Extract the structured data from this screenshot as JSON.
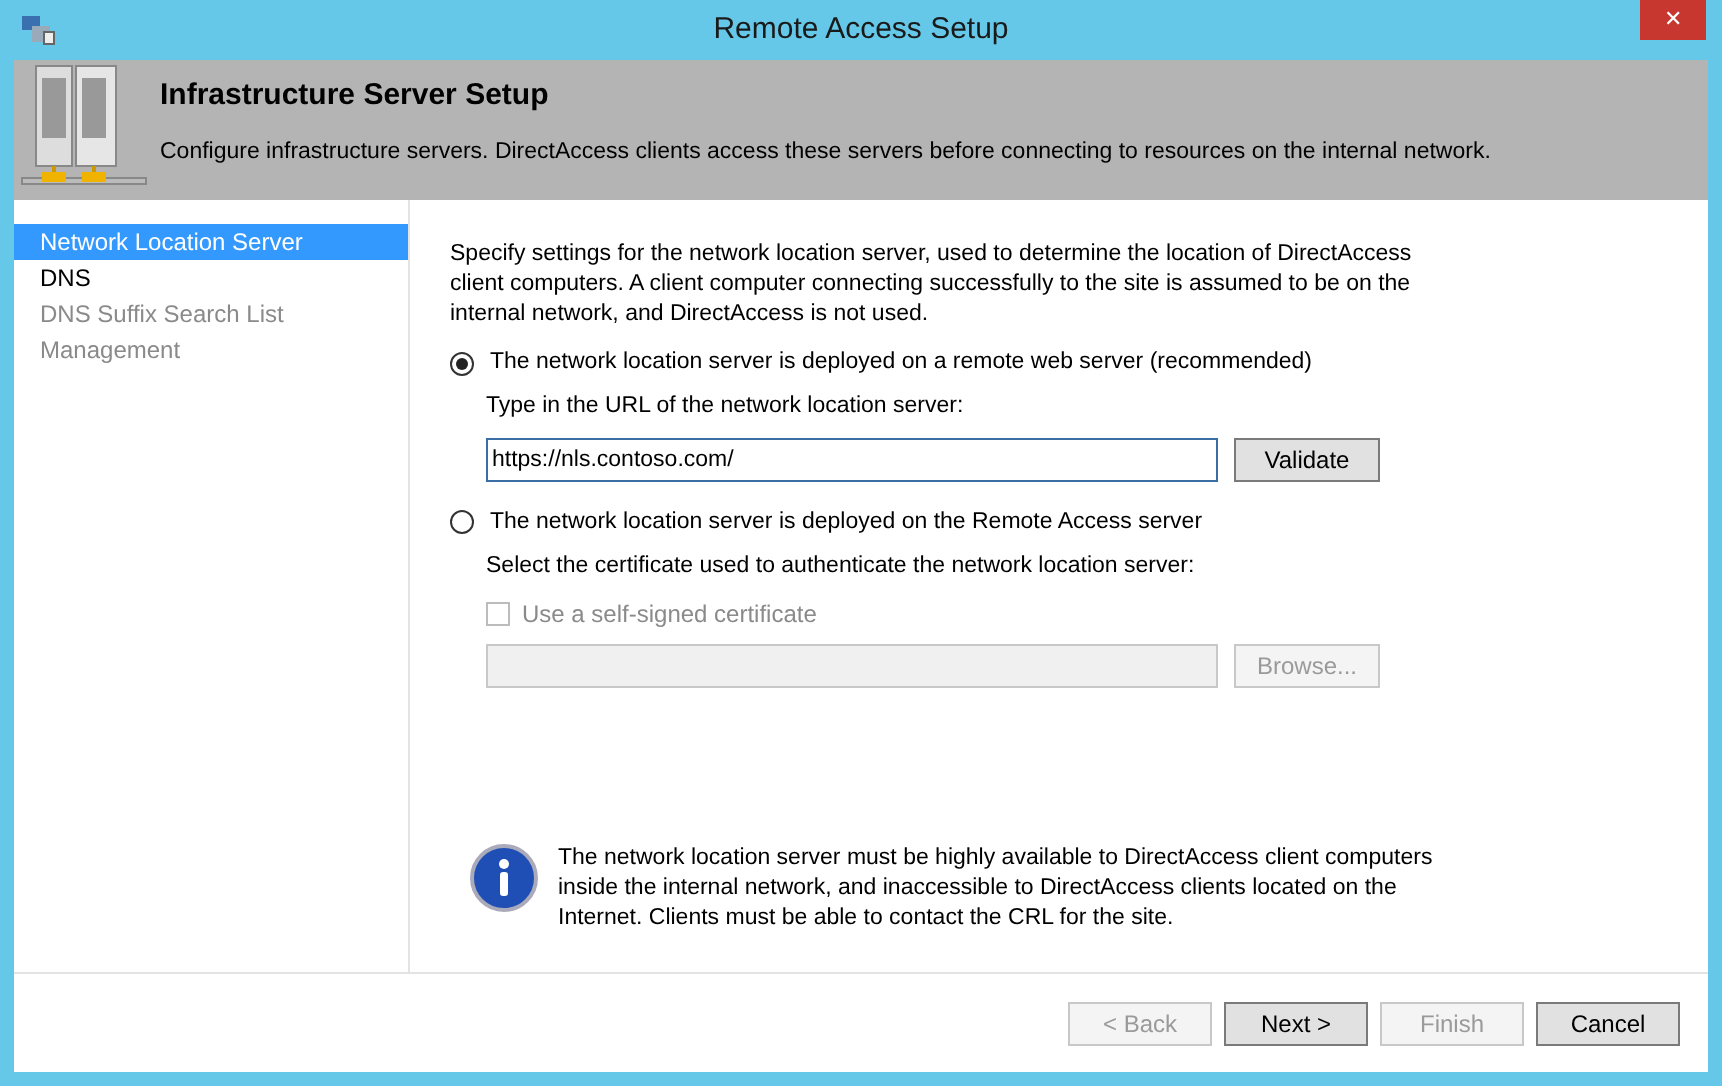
{
  "window": {
    "title": "Remote Access Setup",
    "close": "✕"
  },
  "header": {
    "title": "Infrastructure Server Setup",
    "description": "Configure infrastructure servers. DirectAccess clients access these servers before connecting to resources on the internal network."
  },
  "sidebar": {
    "items": [
      {
        "label": "Network Location Server",
        "selected": true,
        "disabled": false
      },
      {
        "label": "DNS",
        "selected": false,
        "disabled": false
      },
      {
        "label": "DNS Suffix Search List",
        "selected": false,
        "disabled": true
      },
      {
        "label": "Management",
        "selected": false,
        "disabled": true
      }
    ]
  },
  "intro": "Specify settings for the network location server, used to determine the location of DirectAccess client computers. A client computer connecting successfully to the site is assumed to be on the internal network, and DirectAccess is not used.",
  "options": [
    {
      "label": "The network location server is deployed on a remote web server (recommended)",
      "selected": true,
      "prompt": "Type in the URL of the network location server:",
      "field": {
        "value": "https://nls.contoso.com/",
        "disabled": false
      },
      "button": {
        "label": "Validate",
        "disabled": false
      }
    },
    {
      "label": "The network location server is deployed on the Remote Access server",
      "selected": false,
      "prompt": "Select the certificate used to authenticate the network location server:",
      "checkbox": {
        "label": "Use a self-signed certificate",
        "checked": false,
        "disabled": true
      },
      "field": {
        "disabled": true
      },
      "button": {
        "label": "Browse...",
        "disabled": true
      }
    }
  ],
  "info": "The network location server must be highly available to DirectAccess client computers inside the internal network, and inaccessible to DirectAccess clients located on the Internet. Clients must be able to contact the CRL for the site.",
  "footer_buttons": [
    {
      "label": "< Back",
      "disabled": true
    },
    {
      "label": "Next >",
      "disabled": false
    },
    {
      "label": "Finish",
      "disabled": true
    },
    {
      "label": "Cancel",
      "disabled": false
    }
  ]
}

--- --- ---

Instruction -
Exact duplication of all the records is required; pictures are omitted from the copy.

Exercise solution -
Extract the structured data from this screenshot as JSON.
{
  "window": {
    "title": "Remote Access Setup",
    "close": "✕"
  },
  "header": {
    "title": "Infrastructure Server Setup",
    "description": "Configure infrastructure servers. DirectAccess clients access these servers before connecting to resources on the internal network."
  },
  "sidebar": {
    "items": [
      {
        "label": "Network Location Server",
        "selected": true,
        "disabled": false
      },
      {
        "label": "DNS",
        "selected": false,
        "disabled": false
      },
      {
        "label": "DNS Suffix Search List",
        "selected": false,
        "disabled": true
      },
      {
        "label": "Management",
        "selected": false,
        "disabled": true
      }
    ]
  },
  "intro": "Specify settings for the network location server, used to determine the location of DirectAccess client computers. A client computer connecting successfully to the site is assumed to be on the internal network, and DirectAccess is not used.",
  "options": [
    {
      "label": "The network location server is deployed on a remote web server (recommended)",
      "selected": true,
      "prompt": "Type in the URL of the network location server:",
      "field": {
        "value": "https://nls.contoso.com/",
        "disabled": false
      },
      "button": {
        "label": "Validate",
        "disabled": false
      }
    },
    {
      "label": "The network location server is deployed on the Remote Access server",
      "selected": false,
      "prompt": "Select the certificate used to authenticate the network location server:",
      "checkbox": {
        "label": "Use a self-signed certificate",
        "checked": false,
        "disabled": true
      },
      "field": {
        "disabled": true
      },
      "button": {
        "label": "Browse...",
        "disabled": true
      }
    }
  ],
  "info": "The network location server must be highly available to DirectAccess client computers inside the internal network, and inaccessible to DirectAccess clients located on the Internet. Clients must be able to contact the CRL for the site.",
  "footer_buttons": [
    {
      "label": "< Back",
      "disabled": true
    },
    {
      "label": "Next >",
      "disabled": false
    },
    {
      "label": "Finish",
      "disabled": true
    },
    {
      "label": "Cancel",
      "disabled": false
    }
  ]
}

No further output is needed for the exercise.